Identify the lines that contain the word "nieuwe" and copy each one.

### Data rows:
* Start *

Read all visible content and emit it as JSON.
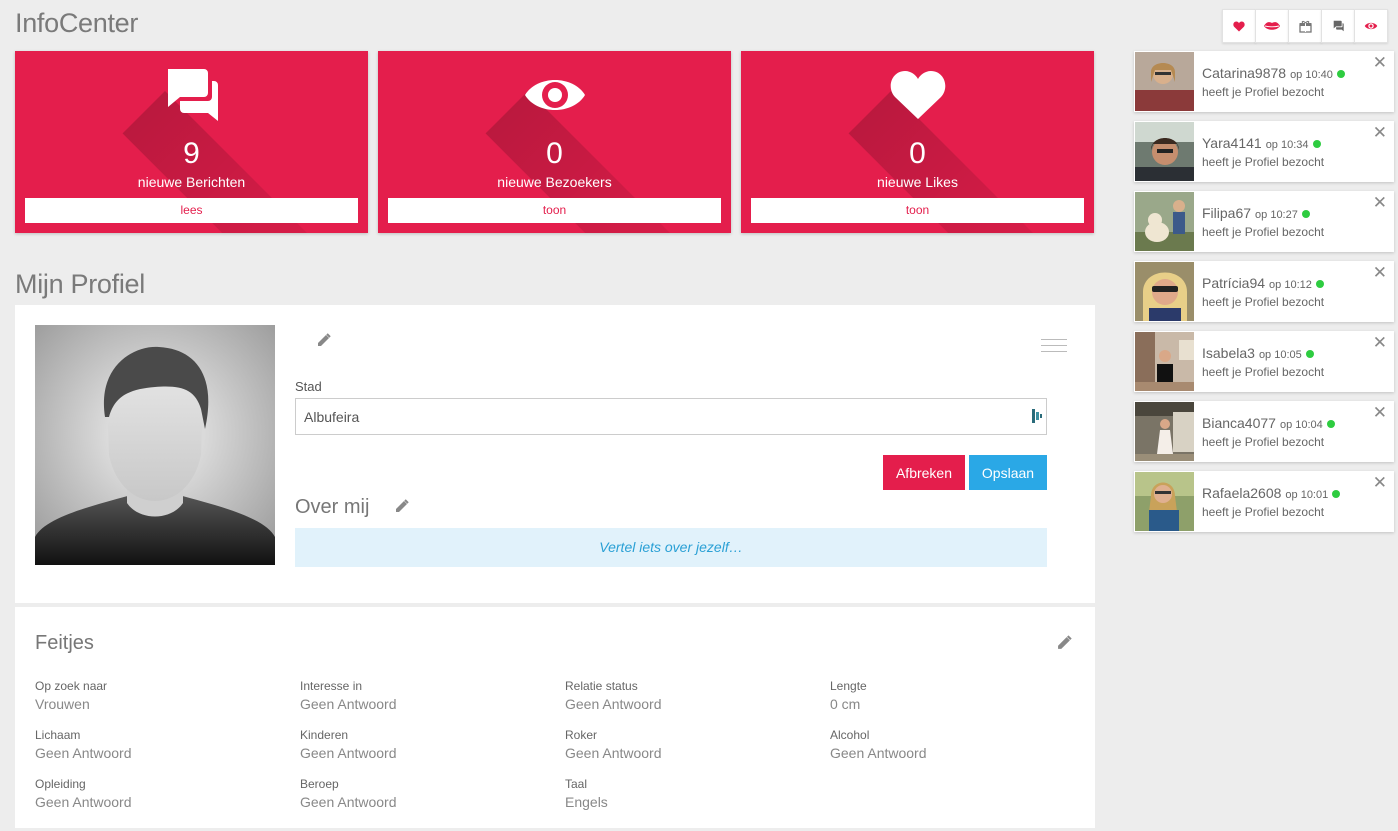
{
  "infocenter": {
    "title": "InfoCenter",
    "cards": [
      {
        "count": "9",
        "caption": "nieuwe Berichten",
        "button": "lees",
        "icon": "chat-icon"
      },
      {
        "count": "0",
        "caption": "nieuwe Bezoekers",
        "button": "toon",
        "icon": "eye-icon"
      },
      {
        "count": "0",
        "caption": "nieuwe Likes",
        "button": "toon",
        "icon": "heart-icon"
      }
    ]
  },
  "iconbar": [
    "heart-icon",
    "lips-icon",
    "gift-icon",
    "chat-icon",
    "eye-icon"
  ],
  "visitors": [
    {
      "name": "Catarina9878",
      "time": "op 10:40",
      "action": "heeft je Profiel bezocht"
    },
    {
      "name": "Yara4141",
      "time": "op 10:34",
      "action": "heeft je Profiel bezocht"
    },
    {
      "name": "Filipa67",
      "time": "op 10:27",
      "action": "heeft je Profiel bezocht"
    },
    {
      "name": "Patrícia94",
      "time": "op 10:12",
      "action": "heeft je Profiel bezocht"
    },
    {
      "name": "Isabela3",
      "time": "op 10:05",
      "action": "heeft je Profiel bezocht"
    },
    {
      "name": "Bianca4077",
      "time": "op 10:04",
      "action": "heeft je Profiel bezocht"
    },
    {
      "name": "Rafaela2608",
      "time": "op 10:01",
      "action": "heeft je Profiel bezocht"
    }
  ],
  "profile": {
    "title": "Mijn Profiel",
    "city_label": "Stad",
    "city_value": "Albufeira",
    "cancel": "Afbreken",
    "save": "Opslaan",
    "about_title": "Over mij",
    "about_placeholder": "Vertel iets over jezelf…"
  },
  "facts": {
    "title": "Feitjes",
    "items": [
      {
        "label": "Op zoek naar",
        "value": "Vrouwen"
      },
      {
        "label": "Interesse in",
        "value": "Geen Antwoord"
      },
      {
        "label": "Relatie status",
        "value": "Geen Antwoord"
      },
      {
        "label": "Lengte",
        "value": "0 cm"
      },
      {
        "label": "Lichaam",
        "value": "Geen Antwoord"
      },
      {
        "label": "Kinderen",
        "value": "Geen Antwoord"
      },
      {
        "label": "Roker",
        "value": "Geen Antwoord"
      },
      {
        "label": "Alcohol",
        "value": "Geen Antwoord"
      },
      {
        "label": "Opleiding",
        "value": "Geen Antwoord"
      },
      {
        "label": "Beroep",
        "value": "Geen Antwoord"
      },
      {
        "label": "Taal",
        "value": "Engels"
      }
    ]
  },
  "colors": {
    "accent": "#e41e4c",
    "save": "#2aa8e6",
    "online": "#2ecc40"
  }
}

* End *

### Exercise result:
        "caption": "nieuwe Berichten",
        "caption": "nieuwe Bezoekers",
        "caption": "nieuwe Likes",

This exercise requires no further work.